EXERCISE BRIEF:
Repeat the whole of the data, keeping every detail the same.

GIVEN DATA:
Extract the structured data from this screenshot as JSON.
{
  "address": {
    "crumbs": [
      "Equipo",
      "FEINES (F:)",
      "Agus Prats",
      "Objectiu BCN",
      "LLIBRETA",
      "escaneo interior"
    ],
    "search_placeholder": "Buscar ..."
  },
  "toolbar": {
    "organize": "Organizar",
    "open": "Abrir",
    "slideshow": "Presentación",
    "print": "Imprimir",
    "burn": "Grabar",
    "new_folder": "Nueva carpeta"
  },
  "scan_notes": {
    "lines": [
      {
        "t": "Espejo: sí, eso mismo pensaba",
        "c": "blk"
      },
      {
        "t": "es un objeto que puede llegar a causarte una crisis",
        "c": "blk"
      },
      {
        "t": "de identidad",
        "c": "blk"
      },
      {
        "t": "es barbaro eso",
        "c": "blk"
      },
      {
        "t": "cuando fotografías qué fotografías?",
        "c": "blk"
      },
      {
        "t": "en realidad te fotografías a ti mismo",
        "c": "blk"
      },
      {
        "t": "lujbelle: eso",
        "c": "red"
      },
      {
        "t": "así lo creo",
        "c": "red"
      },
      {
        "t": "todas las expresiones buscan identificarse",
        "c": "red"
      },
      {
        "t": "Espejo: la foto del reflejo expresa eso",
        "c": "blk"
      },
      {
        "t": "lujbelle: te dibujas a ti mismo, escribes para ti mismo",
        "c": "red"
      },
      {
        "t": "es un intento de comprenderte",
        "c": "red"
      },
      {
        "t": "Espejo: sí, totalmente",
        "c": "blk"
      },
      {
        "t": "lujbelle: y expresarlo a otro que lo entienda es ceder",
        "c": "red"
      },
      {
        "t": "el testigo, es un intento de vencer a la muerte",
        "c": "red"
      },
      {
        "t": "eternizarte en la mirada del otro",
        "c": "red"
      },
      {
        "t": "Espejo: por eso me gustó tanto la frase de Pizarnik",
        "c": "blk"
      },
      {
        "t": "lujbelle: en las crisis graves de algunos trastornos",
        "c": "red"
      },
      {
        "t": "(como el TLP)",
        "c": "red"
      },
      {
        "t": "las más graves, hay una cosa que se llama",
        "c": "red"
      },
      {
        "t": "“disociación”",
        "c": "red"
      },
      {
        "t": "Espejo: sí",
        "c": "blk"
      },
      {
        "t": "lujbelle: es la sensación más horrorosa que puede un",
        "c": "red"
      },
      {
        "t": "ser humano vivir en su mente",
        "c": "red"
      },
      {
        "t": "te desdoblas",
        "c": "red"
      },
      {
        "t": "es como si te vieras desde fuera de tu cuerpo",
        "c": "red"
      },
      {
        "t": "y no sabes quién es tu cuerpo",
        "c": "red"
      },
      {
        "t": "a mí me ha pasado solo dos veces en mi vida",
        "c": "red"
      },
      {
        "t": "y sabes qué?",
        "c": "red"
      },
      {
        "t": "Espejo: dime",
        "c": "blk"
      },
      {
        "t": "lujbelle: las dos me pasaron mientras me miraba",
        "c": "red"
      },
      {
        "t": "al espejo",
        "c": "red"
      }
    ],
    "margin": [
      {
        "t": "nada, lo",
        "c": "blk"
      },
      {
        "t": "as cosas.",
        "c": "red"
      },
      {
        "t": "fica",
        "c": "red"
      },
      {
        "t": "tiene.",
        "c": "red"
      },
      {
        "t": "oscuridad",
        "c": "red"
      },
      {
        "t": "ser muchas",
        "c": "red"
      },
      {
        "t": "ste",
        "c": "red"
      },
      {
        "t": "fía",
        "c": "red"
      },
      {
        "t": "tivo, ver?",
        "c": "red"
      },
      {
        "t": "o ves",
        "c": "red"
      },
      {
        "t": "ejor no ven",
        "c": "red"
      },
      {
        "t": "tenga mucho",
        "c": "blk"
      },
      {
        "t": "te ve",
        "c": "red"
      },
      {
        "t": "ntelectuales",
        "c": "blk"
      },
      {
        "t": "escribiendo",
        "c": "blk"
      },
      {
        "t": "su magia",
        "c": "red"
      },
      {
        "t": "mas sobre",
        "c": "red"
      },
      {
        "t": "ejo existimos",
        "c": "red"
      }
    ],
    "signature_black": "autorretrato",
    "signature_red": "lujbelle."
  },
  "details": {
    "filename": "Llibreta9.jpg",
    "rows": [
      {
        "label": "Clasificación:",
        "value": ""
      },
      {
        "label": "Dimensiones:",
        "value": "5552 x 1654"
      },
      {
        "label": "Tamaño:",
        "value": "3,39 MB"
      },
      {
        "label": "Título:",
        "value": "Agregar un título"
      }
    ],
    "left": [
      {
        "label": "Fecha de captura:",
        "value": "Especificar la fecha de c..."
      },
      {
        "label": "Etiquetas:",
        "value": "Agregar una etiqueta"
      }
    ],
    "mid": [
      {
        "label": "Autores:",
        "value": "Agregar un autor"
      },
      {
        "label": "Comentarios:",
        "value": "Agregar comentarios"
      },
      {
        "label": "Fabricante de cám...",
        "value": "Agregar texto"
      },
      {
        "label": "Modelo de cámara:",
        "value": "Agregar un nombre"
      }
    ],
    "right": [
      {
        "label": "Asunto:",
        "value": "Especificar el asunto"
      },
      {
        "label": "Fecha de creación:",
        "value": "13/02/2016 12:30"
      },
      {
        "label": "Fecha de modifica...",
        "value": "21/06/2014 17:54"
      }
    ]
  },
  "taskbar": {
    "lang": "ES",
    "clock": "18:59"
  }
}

COMPLETE RESPONSE:
Extract the structured data from this screenshot as JSON.
{
  "address": {
    "crumbs": [
      "Equipo",
      "FEINES (F:)",
      "Agus Prats",
      "Objectiu BCN",
      "LLIBRETA",
      "escaneo interior"
    ],
    "search_placeholder": "Buscar ..."
  },
  "toolbar": {
    "organize": "Organizar",
    "open": "Abrir",
    "slideshow": "Presentación",
    "print": "Imprimir",
    "burn": "Grabar",
    "new_folder": "Nueva carpeta"
  },
  "scan_notes": {
    "lines": [
      {
        "t": "Espejo: sí, eso mismo pensaba",
        "c": "blk"
      },
      {
        "t": "es un objeto que puede llegar a causarte una crisis",
        "c": "blk"
      },
      {
        "t": "de identidad",
        "c": "blk"
      },
      {
        "t": "es barbaro eso",
        "c": "blk"
      },
      {
        "t": "cuando fotografías qué fotografías?",
        "c": "blk"
      },
      {
        "t": "en realidad te fotografías a ti mismo",
        "c": "blk"
      },
      {
        "t": "lujbelle: eso",
        "c": "red"
      },
      {
        "t": "así lo creo",
        "c": "red"
      },
      {
        "t": "todas las expresiones buscan identificarse",
        "c": "red"
      },
      {
        "t": "Espejo: la foto del reflejo expresa eso",
        "c": "blk"
      },
      {
        "t": "lujbelle: te dibujas a ti mismo, escribes para ti mismo",
        "c": "red"
      },
      {
        "t": "es un intento de comprenderte",
        "c": "red"
      },
      {
        "t": "Espejo: sí, totalmente",
        "c": "blk"
      },
      {
        "t": "lujbelle: y expresarlo a otro que lo entienda es ceder",
        "c": "red"
      },
      {
        "t": "el testigo, es un intento de vencer a la muerte",
        "c": "red"
      },
      {
        "t": "eternizarte en la mirada del otro",
        "c": "red"
      },
      {
        "t": "Espejo: por eso me gustó tanto la frase de Pizarnik",
        "c": "blk"
      },
      {
        "t": "lujbelle: en las crisis graves de algunos trastornos",
        "c": "red"
      },
      {
        "t": "(como el TLP)",
        "c": "red"
      },
      {
        "t": "las más graves, hay una cosa que se llama",
        "c": "red"
      },
      {
        "t": "“disociación”",
        "c": "red"
      },
      {
        "t": "Espejo: sí",
        "c": "blk"
      },
      {
        "t": "lujbelle: es la sensación más horrorosa que puede un",
        "c": "red"
      },
      {
        "t": "ser humano vivir en su mente",
        "c": "red"
      },
      {
        "t": "te desdoblas",
        "c": "red"
      },
      {
        "t": "es como si te vieras desde fuera de tu cuerpo",
        "c": "red"
      },
      {
        "t": "y no sabes quién es tu cuerpo",
        "c": "red"
      },
      {
        "t": "a mí me ha pasado solo dos veces en mi vida",
        "c": "red"
      },
      {
        "t": "y sabes qué?",
        "c": "red"
      },
      {
        "t": "Espejo: dime",
        "c": "blk"
      },
      {
        "t": "lujbelle: las dos me pasaron mientras me miraba",
        "c": "red"
      },
      {
        "t": "al espejo",
        "c": "red"
      }
    ],
    "margin": [
      {
        "t": "nada, lo",
        "c": "blk"
      },
      {
        "t": "as cosas.",
        "c": "red"
      },
      {
        "t": "fica",
        "c": "red"
      },
      {
        "t": "tiene.",
        "c": "red"
      },
      {
        "t": "oscuridad",
        "c": "red"
      },
      {
        "t": "ser muchas",
        "c": "red"
      },
      {
        "t": "ste",
        "c": "red"
      },
      {
        "t": "fía",
        "c": "red"
      },
      {
        "t": "tivo, ver?",
        "c": "red"
      },
      {
        "t": "o ves",
        "c": "red"
      },
      {
        "t": "ejor no ven",
        "c": "red"
      },
      {
        "t": "tenga mucho",
        "c": "blk"
      },
      {
        "t": "te ve",
        "c": "red"
      },
      {
        "t": "ntelectuales",
        "c": "blk"
      },
      {
        "t": "escribiendo",
        "c": "blk"
      },
      {
        "t": "su magia",
        "c": "red"
      },
      {
        "t": "mas sobre",
        "c": "red"
      },
      {
        "t": "ejo existimos",
        "c": "red"
      }
    ],
    "signature_black": "autorretrato",
    "signature_red": "lujbelle."
  },
  "details": {
    "filename": "Llibreta9.jpg",
    "rows": [
      {
        "label": "Clasificación:",
        "value": ""
      },
      {
        "label": "Dimensiones:",
        "value": "5552 x 1654"
      },
      {
        "label": "Tamaño:",
        "value": "3,39 MB"
      },
      {
        "label": "Título:",
        "value": "Agregar un título"
      }
    ],
    "left": [
      {
        "label": "Fecha de captura:",
        "value": "Especificar la fecha de c..."
      },
      {
        "label": "Etiquetas:",
        "value": "Agregar una etiqueta"
      }
    ],
    "mid": [
      {
        "label": "Autores:",
        "value": "Agregar un autor"
      },
      {
        "label": "Comentarios:",
        "value": "Agregar comentarios"
      },
      {
        "label": "Fabricante de cám...",
        "value": "Agregar texto"
      },
      {
        "label": "Modelo de cámara:",
        "value": "Agregar un nombre"
      }
    ],
    "right": [
      {
        "label": "Asunto:",
        "value": "Especificar el asunto"
      },
      {
        "label": "Fecha de creación:",
        "value": "13/02/2016 12:30"
      },
      {
        "label": "Fecha de modifica...",
        "value": "21/06/2014 17:54"
      }
    ]
  },
  "taskbar": {
    "lang": "ES",
    "clock": "18:59"
  }
}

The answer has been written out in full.